> **Prompt**:
Select and reproduce each line of the listing below that bears the string "color".
····················
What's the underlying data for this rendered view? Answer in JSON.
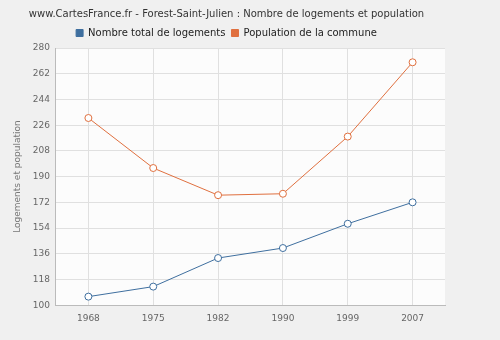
{
  "chart_data": {
    "type": "line",
    "title": "www.CartesFrance.fr - Forest-Saint-Julien : Nombre de logements et population",
    "y_label": "Logements et population",
    "categories": [
      "1968",
      "1975",
      "1982",
      "1990",
      "1999",
      "2007"
    ],
    "series": [
      {
        "name": "Nombre total de logements",
        "color": "#3f6f9f",
        "marker": "circle",
        "values": [
          106,
          113,
          133,
          140,
          157,
          172
        ]
      },
      {
        "name": "Population de la commune",
        "color": "#e0703f",
        "marker": "circle",
        "values": [
          231,
          196,
          177,
          178,
          218,
          270
        ]
      }
    ],
    "ylim": [
      100,
      280
    ],
    "yticks": [
      100,
      118,
      136,
      154,
      172,
      190,
      208,
      226,
      244,
      262,
      280
    ],
    "grid": true,
    "legend": "top"
  }
}
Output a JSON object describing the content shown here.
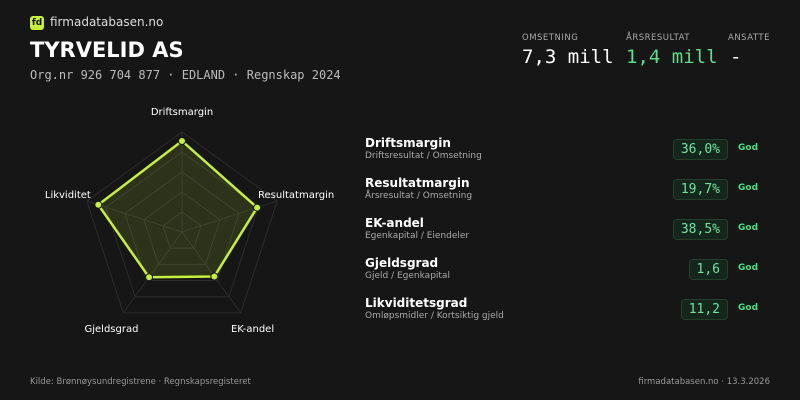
{
  "header": {
    "logo": "fd",
    "brand": "firmadatabasen.no",
    "title": "TYRVELID AS",
    "subtitle": "Org.nr 926 704 877 · EDLAND · Regnskap 2024"
  },
  "stats": [
    {
      "label": "OMSETNING",
      "value": "7,3 mill"
    },
    {
      "label": "ÅRSRESULTAT",
      "value": "1,4 mill"
    },
    {
      "label": "ANSATTE",
      "value": "-"
    }
  ],
  "chart_data": {
    "type": "radar",
    "categories": [
      "Driftsmargin",
      "Resultatmargin",
      "EK-andel",
      "Gjeldsgrad",
      "Likviditet"
    ],
    "values": [
      91,
      79,
      55,
      56,
      88
    ],
    "color": "#c8f03a",
    "rlim": [
      0,
      100
    ],
    "rticks": [
      20,
      40,
      60,
      80,
      100
    ]
  },
  "metrics": [
    {
      "name": "Driftsmargin",
      "description": "Driftsresultat / Omsetning",
      "value": "36,0%",
      "status": "God"
    },
    {
      "name": "Resultatmargin",
      "description": "Årsresultat / Omsetning",
      "value": "19,7%",
      "status": "God"
    },
    {
      "name": "EK-andel",
      "description": "Egenkapital / Eiendeler",
      "value": "38,5%",
      "status": "God"
    },
    {
      "name": "Gjeldsgrad",
      "description": "Gjeld / Egenkapital",
      "value": "1,6",
      "status": "God"
    },
    {
      "name": "Likviditetsgrad",
      "description": "Omløpsmidler / Kortsiktig gjeld",
      "value": "11,2",
      "status": "God"
    }
  ],
  "footer": {
    "source": "Kilde: Brønnøysundregistrene · Regnskapsregisteret",
    "site": "firmadatabasen.no · 13.3.2026"
  }
}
····················
> **Solution to the exercise**:
        "color": "#3f6f9f",
        "color": "#e0703f",
    "color": "#c8f03a",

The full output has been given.